## Excerpt
+-------+
4. It calculates fitness scores for each method based on the formula 0.1 * metrics.mAP50.B. + 0.9 * metrics.mAP50.95.B..
5. It conducts a one-sided paired t-test, testing the hypothesis that the fitness score for preprocessing method 1 is greater than that for preprocessing method 2 (alternative = "greater").
6. It prints the results of the t-test.

paired_t_test_overview.R

This compares multiple CSV files containing cross-validation results by performing a pairwise t-test on a weighted combination metric derived from each file.

1. Load Necessary Libraries: It loads the tidyverse and broom libraries for data manipulation and statistical analysis.

2. Define Functions:

   • calculate_metric: This function calculates a weighted combination metric from the cross-validation results, where the metric is computed as 0.1 * metrics.mAP50.B. + 0.9 * metrics.mAP50.95.B..
   • perform_t_test: This function performs a one-sided t-test with the alternative hypothesis that the first dataset's metric is greater than the second dataset's metric.
   • compare_csv_files: This function reads CSV files from a specified directory, performs pairwise t-tests on the calculated metrics, and visualizes the results using a heatmap. It iterates over all pairs of CSV files, calculates p-values using the perform_t_test function, and populates a matrix with the results.
+-------+
## Records supplied
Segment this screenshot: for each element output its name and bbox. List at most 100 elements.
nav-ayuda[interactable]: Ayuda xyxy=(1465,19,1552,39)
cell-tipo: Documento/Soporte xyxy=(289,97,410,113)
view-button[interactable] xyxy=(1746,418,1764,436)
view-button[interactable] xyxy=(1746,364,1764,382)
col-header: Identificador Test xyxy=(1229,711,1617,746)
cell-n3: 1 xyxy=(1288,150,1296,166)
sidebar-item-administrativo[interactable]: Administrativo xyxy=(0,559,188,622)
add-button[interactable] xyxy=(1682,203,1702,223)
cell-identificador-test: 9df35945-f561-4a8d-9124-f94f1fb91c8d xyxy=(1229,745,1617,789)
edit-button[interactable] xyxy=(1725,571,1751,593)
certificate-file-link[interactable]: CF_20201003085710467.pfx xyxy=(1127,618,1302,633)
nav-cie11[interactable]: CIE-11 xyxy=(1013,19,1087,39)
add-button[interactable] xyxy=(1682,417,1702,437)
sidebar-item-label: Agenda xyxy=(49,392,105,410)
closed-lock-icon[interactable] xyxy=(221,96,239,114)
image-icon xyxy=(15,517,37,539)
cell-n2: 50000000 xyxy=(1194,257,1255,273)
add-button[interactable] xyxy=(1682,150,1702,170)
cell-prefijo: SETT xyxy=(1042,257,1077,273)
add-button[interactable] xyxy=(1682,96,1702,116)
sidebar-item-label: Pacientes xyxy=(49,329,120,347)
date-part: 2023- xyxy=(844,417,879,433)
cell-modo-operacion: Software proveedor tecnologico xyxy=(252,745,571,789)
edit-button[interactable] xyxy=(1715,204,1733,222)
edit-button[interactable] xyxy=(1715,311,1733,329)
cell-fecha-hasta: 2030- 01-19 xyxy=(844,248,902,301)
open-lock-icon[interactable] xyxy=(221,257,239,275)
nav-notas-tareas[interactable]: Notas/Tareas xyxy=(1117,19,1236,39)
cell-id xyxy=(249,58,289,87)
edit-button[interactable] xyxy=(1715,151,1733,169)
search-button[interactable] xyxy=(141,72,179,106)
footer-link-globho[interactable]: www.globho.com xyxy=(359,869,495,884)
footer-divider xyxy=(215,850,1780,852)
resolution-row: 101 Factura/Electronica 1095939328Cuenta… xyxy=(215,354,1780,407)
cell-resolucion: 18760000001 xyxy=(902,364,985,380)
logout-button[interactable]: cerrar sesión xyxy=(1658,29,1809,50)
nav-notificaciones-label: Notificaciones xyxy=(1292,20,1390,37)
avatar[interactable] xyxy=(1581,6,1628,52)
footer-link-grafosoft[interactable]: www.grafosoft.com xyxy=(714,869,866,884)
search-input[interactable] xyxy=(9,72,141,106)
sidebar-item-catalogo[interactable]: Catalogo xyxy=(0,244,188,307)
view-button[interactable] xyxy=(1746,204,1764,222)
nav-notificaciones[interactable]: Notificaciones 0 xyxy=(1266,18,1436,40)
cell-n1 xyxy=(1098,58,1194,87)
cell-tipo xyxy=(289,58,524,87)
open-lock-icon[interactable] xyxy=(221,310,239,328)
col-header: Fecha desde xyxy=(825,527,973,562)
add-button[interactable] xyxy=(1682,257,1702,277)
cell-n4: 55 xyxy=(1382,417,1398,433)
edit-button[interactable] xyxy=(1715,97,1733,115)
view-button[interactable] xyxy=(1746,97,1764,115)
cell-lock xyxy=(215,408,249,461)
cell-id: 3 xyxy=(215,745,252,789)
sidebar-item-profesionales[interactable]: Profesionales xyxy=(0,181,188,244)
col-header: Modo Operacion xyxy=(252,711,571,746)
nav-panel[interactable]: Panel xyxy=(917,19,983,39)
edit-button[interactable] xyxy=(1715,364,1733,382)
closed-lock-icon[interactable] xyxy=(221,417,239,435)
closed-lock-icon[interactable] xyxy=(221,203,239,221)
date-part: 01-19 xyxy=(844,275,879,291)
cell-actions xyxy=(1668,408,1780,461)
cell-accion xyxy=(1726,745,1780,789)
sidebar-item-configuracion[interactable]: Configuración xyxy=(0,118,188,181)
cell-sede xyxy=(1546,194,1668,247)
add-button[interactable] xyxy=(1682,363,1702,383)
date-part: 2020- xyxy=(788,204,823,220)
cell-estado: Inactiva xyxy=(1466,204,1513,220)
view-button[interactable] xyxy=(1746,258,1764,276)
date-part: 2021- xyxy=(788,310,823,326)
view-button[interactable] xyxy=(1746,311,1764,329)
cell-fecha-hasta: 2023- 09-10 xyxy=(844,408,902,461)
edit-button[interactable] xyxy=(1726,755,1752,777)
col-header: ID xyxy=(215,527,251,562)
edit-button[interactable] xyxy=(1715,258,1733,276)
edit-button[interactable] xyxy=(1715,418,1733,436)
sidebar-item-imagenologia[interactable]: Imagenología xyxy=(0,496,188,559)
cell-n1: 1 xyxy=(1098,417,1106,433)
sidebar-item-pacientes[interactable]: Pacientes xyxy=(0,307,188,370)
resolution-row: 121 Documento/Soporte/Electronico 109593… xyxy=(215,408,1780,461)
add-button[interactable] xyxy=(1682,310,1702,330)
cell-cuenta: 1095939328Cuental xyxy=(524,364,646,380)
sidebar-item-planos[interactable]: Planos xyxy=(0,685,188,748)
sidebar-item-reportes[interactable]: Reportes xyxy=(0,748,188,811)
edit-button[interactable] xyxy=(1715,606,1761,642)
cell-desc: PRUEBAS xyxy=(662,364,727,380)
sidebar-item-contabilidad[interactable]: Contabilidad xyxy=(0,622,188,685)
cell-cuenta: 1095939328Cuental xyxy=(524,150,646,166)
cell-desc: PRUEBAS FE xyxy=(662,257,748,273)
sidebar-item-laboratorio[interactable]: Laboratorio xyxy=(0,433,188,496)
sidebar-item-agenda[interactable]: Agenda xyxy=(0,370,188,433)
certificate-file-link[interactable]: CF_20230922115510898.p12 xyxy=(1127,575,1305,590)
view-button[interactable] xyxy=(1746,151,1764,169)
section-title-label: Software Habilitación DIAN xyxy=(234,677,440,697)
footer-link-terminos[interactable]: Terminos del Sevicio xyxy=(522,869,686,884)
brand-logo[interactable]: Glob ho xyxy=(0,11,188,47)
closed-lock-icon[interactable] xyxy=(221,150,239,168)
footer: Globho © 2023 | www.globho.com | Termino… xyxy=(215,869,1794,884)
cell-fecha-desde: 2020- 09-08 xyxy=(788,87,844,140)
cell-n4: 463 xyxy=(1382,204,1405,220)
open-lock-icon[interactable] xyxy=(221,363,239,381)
+-------+
## Set task 1
In the excerpt on the t-test scripts, which two libraries does paired_t_test_overview.R load?
## Set task 2
Continue the excerpt on the t-test scripts from its last sentence.

## Exercise result 1
The tidyverse and broom libraries.

## Exercise result 2
3. Example Usage:

   • It specifies the directory containing the CSV files (dir_location) and calls the compare_csv_files function to compare the CSV files within that directory.
   • The heatmap generated by the compare_csv_files function visualizes the p-values resulting from the pairwise t-tests. Lower p-values indicate a more significant difference between the compared datasets.

pairwise_t_tests.R

1. Load Libraries: The script starts by loading the necessary libraries, including stringr, dplyr, kableExtra, and tibble.

2. Define Functions:

   • fitness: This function calculates a fitness metric based on the weighted sum of metrics.mAP50.95.B. and metrics.mAP50.B. from the input data.
   • calculate_t_tests: This function conducts paired t-tests between all combinations of columns in the input data frame and returns a matrix of p-values.
   • generate_latex_table: This function generates LaTeX code for a table from the results of the t-tests. It includes conditional formatting to highlight statistically significant results.

3. Data Processing:

   • The script reads CSV files from a specified directory and creates a data frame (df) containing fitness metrics calculated using the fitness function.

4. T-Test Calculation:

   • The calculate_t_tests function is then applied to the df data frame to compute pairwise t-tests between different experiments based on their fitness metrics.

5. Generate LaTeX Code:

   • Finally, the generate_latex_table function converts the t-test results into LaTeX code for creating a formatted table. It includes conditional formatting to highlight statistically significant results.

6. Print LaTeX Code:

   • The generated LaTeX code is printed to the console.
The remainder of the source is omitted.